_Given problem_
Take every line that has the string "checkmark" and copy it out.

— Begin Record extracts —

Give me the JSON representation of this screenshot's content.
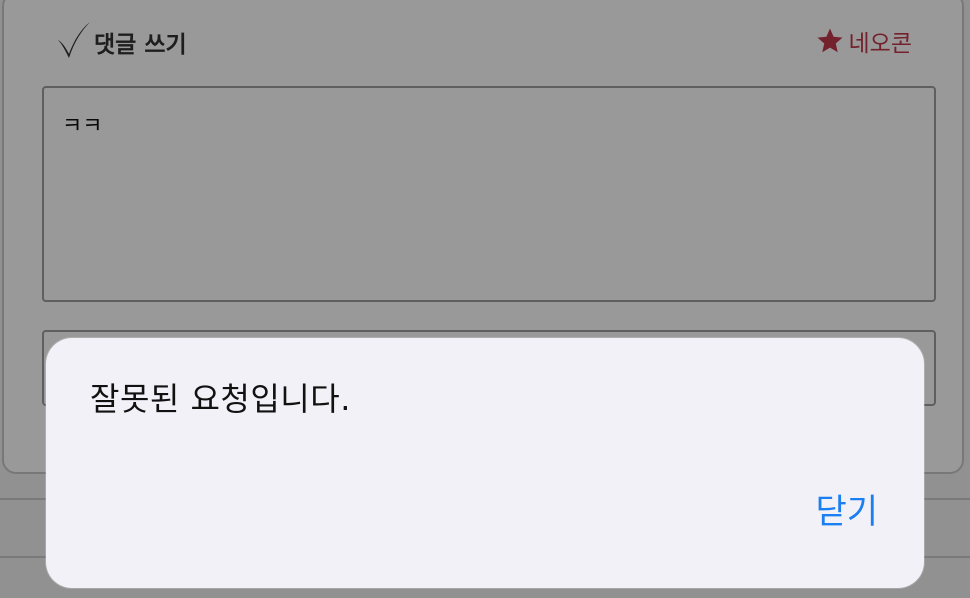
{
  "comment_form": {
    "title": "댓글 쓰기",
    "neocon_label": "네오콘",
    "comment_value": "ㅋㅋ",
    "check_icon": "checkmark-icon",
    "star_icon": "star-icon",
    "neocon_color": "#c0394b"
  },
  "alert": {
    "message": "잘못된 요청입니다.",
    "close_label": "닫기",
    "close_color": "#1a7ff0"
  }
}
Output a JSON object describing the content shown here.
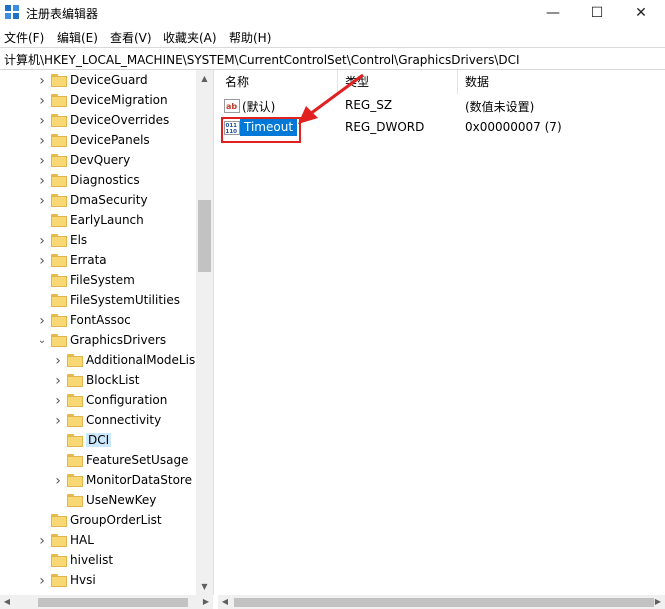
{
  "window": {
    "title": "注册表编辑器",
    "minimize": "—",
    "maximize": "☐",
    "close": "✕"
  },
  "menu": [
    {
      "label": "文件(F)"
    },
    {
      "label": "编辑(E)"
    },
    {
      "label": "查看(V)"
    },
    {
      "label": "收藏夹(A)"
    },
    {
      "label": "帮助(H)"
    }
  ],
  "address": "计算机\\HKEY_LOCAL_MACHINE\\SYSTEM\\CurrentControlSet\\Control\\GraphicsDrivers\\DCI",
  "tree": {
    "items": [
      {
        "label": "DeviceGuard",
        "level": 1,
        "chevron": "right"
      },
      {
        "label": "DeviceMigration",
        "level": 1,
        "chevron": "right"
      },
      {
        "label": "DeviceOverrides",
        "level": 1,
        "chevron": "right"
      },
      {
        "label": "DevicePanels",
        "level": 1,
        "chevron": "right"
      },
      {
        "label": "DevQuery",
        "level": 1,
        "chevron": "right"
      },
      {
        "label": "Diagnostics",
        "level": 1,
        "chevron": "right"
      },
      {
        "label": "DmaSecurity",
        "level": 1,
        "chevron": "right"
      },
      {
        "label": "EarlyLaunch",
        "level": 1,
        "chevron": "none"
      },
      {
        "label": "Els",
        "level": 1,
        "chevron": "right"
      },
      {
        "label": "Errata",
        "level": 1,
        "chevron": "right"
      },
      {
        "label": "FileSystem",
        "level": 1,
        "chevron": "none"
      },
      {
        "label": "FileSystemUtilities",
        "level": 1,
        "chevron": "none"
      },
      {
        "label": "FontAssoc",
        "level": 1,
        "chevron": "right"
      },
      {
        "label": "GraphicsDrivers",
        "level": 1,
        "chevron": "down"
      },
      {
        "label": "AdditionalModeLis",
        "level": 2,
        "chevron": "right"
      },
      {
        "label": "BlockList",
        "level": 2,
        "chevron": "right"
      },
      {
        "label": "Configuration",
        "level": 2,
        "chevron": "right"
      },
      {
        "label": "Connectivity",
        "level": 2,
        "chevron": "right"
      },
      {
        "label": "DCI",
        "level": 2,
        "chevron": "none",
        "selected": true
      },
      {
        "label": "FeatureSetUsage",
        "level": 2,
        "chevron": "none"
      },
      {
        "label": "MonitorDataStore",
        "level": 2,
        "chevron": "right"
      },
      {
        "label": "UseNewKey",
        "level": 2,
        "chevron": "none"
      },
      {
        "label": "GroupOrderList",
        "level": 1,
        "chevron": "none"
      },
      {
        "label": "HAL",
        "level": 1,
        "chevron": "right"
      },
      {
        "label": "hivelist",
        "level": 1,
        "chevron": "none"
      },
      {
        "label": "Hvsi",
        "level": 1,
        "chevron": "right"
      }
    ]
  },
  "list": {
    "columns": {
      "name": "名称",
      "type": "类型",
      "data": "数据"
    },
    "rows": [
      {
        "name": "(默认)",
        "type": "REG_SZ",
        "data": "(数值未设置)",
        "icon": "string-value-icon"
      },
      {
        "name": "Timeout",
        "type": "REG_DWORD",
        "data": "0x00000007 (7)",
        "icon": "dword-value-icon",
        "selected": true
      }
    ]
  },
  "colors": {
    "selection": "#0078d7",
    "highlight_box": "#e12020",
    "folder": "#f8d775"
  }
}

— End Record extracts —
— Begin Record extracts —

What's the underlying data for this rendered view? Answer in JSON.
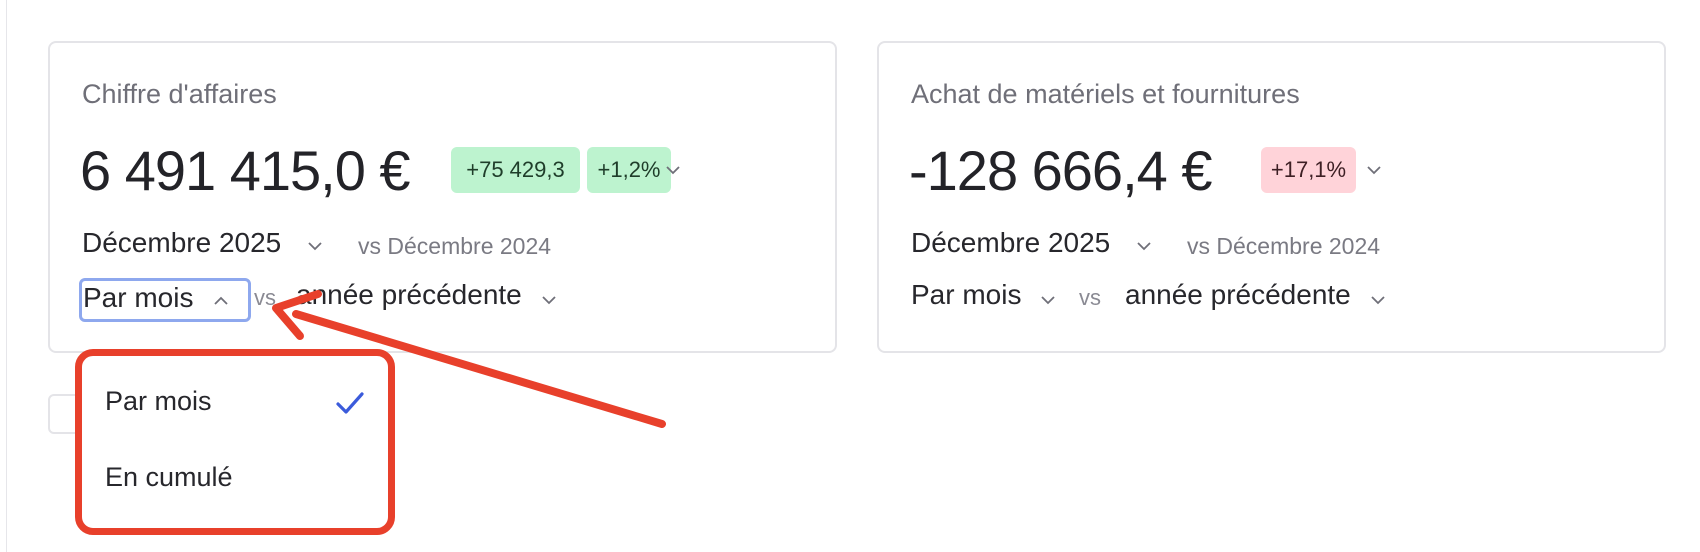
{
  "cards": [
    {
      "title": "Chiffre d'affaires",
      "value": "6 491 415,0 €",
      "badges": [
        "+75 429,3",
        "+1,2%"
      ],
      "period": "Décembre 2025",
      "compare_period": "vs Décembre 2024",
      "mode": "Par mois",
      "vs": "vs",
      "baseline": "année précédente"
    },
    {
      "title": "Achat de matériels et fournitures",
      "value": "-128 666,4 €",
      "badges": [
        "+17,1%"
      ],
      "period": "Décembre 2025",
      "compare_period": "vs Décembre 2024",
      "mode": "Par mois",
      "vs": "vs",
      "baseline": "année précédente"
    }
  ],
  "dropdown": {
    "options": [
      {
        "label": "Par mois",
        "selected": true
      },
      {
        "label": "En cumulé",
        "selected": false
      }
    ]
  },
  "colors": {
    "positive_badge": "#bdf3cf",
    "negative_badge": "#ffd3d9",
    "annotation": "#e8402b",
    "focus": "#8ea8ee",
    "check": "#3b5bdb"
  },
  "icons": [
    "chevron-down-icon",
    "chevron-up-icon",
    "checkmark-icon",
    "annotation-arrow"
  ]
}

— End Record extracts —
— Begin Record extracts —

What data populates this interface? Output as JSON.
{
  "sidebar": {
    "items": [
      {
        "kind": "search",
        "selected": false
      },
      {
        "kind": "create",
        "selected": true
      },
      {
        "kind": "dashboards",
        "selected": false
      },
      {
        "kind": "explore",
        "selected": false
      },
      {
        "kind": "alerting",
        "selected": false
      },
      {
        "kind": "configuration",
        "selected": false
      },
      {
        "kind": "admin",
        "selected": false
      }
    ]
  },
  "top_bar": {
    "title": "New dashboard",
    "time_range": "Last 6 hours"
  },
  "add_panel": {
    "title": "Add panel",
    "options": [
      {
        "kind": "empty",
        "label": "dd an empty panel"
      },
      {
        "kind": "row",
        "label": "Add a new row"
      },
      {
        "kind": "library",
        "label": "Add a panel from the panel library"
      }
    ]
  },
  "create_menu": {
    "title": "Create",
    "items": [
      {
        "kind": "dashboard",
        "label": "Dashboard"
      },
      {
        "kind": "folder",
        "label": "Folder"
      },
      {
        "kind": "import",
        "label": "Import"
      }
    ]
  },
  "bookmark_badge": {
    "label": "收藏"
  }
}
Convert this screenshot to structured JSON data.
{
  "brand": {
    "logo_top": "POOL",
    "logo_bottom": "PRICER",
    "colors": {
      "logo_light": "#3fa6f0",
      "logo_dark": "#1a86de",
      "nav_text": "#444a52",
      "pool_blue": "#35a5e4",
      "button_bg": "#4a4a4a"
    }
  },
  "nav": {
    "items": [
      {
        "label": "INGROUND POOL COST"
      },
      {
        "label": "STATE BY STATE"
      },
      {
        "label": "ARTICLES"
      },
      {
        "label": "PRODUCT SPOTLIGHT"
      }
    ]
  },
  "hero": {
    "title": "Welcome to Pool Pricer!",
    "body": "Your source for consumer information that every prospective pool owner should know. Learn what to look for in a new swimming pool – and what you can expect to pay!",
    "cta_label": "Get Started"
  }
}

— End Record extracts —

_Answer for this exercise_
    "check_icon": "checkmark-icon",
    "checkmark-icon",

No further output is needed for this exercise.